--- Stated goal ---
List every port mapping declared for the jaeger service in the docker-compose file shown on the Bytewax metrics page below.
::: Text to read
Metrics#
Bytewax is instrumented to offer observability of your dataflow.
The default configuration logs anything at the log level ERROR
to
standard output. You can control the log level by passing the
log_level
parameter to the setup_tracing
function. If you want to
see all the messages Bytewax emits, set the level to TRACE
.
The TRACE
level includes everything that would be sent to an
opentelemetry compatible backend, like
Jaeger, or the Opentelemetry
Collector. It is really
verbose, and your stdoutput will be flooded with logs, so use it
carefully.
Try it#
Let’s try to see what jaeger
can show us about a dataflow. We will
make bytewax talk to the opentelemetry collector integrated in a
jaeger instance. We will use the
wikistream.py
example as a reference, since it doesn’t require any other setup. You
will need docker and
docker-compose to run this
example.
Create a folder where you’ll keep the dataflow and two more files we’ll need to run everything.
$ mkdir bytewax-tracing
$ cd bytewax-tracing
Then create a docker compose file to run jaeger with the opentelemetry collector:
# file: docker-compose.yml
version: "3"
services:
jaeger:
image: jaegertracing/all-in-one:latest
environment:
- COLLECTOR_OTLP_ENABLED=true
ports:
- "16686:16686"
- "4317:4317"
- "4318:4318"
Now run docker compose up
and everything should be up and running.
::::::
::: Recorded data
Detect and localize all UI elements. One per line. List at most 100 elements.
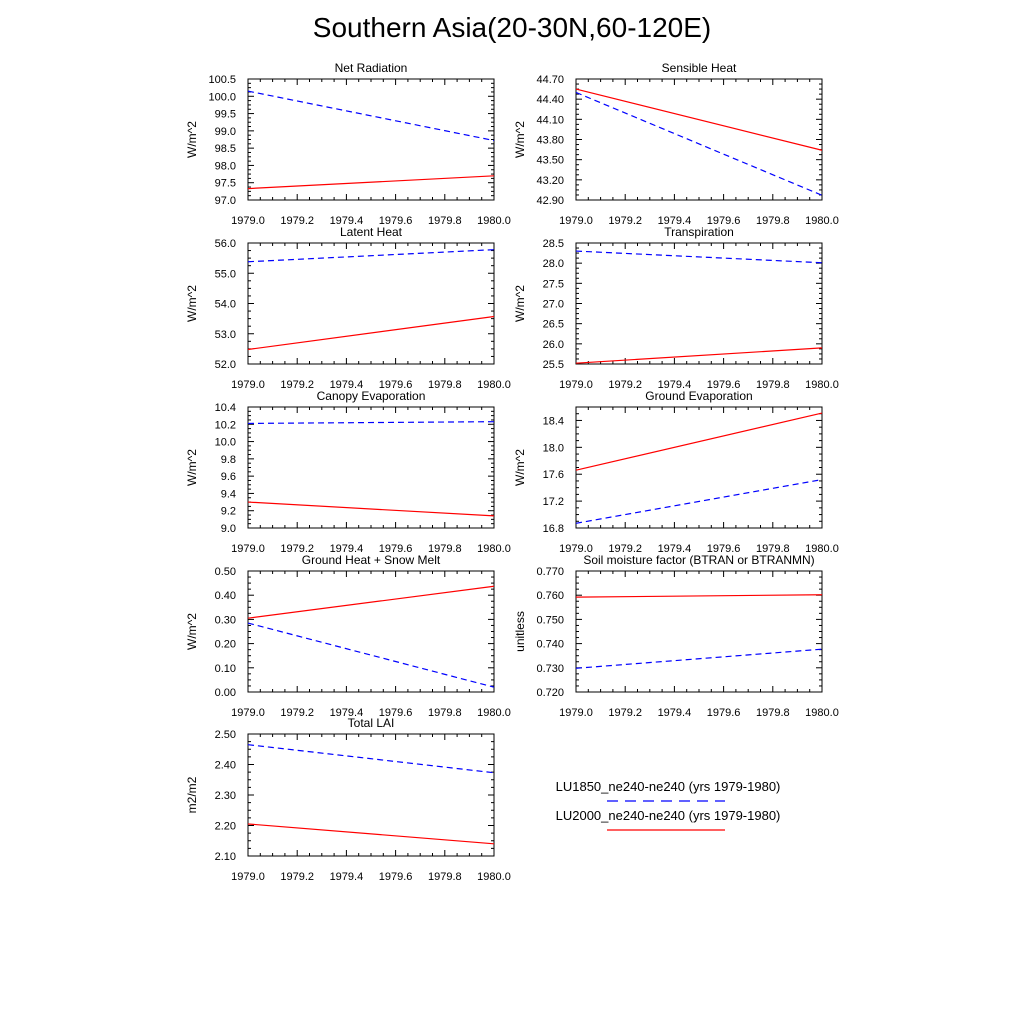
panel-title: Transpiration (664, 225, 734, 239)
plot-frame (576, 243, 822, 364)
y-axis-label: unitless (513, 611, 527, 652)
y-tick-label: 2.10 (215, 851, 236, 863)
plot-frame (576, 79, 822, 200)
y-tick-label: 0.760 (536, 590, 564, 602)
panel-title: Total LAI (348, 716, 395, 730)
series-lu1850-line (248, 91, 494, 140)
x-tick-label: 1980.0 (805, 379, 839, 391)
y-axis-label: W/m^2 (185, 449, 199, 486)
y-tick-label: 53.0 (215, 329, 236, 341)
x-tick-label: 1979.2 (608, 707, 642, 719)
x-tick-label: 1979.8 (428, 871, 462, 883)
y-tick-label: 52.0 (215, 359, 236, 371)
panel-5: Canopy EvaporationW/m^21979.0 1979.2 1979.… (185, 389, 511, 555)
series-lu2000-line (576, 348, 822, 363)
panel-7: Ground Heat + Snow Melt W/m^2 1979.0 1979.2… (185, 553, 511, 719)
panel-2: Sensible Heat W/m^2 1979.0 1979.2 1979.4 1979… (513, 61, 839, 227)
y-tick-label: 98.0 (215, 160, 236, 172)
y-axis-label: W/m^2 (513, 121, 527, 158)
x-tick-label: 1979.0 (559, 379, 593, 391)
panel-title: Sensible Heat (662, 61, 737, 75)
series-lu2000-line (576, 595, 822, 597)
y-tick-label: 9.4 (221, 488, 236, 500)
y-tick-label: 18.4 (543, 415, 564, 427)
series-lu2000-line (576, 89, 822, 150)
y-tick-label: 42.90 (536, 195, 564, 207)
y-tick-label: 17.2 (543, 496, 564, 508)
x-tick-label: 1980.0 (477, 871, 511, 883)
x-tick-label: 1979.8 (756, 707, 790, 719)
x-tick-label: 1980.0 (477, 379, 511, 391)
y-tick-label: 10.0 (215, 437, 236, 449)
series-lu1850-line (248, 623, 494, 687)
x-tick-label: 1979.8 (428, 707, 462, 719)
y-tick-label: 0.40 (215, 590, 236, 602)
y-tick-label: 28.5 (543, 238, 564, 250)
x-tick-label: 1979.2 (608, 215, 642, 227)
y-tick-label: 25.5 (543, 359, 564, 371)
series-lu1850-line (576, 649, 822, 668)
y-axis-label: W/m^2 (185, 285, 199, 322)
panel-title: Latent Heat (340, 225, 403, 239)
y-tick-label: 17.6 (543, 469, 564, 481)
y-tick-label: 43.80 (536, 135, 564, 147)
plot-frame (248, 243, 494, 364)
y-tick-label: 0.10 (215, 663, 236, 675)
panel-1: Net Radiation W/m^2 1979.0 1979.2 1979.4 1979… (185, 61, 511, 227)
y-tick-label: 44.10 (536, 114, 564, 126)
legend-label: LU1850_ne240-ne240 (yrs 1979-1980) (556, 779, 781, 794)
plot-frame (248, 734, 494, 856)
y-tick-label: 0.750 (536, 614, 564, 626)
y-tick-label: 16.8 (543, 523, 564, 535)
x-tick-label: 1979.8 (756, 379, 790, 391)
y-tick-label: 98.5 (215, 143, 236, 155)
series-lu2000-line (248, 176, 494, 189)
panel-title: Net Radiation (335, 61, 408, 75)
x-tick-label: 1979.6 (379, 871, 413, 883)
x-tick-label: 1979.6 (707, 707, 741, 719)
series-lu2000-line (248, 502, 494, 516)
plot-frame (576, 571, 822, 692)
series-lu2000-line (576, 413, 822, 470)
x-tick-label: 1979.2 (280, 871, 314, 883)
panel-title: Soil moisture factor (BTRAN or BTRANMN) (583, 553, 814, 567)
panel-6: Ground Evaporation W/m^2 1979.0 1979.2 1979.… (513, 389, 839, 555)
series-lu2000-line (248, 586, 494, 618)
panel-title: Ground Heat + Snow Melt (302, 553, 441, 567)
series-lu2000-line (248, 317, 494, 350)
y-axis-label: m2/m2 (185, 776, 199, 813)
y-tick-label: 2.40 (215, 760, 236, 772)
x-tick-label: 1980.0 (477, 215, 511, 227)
::::::
--- Response to this exercise ---
- 16686:16686
- 4317:4317
- 4318:4318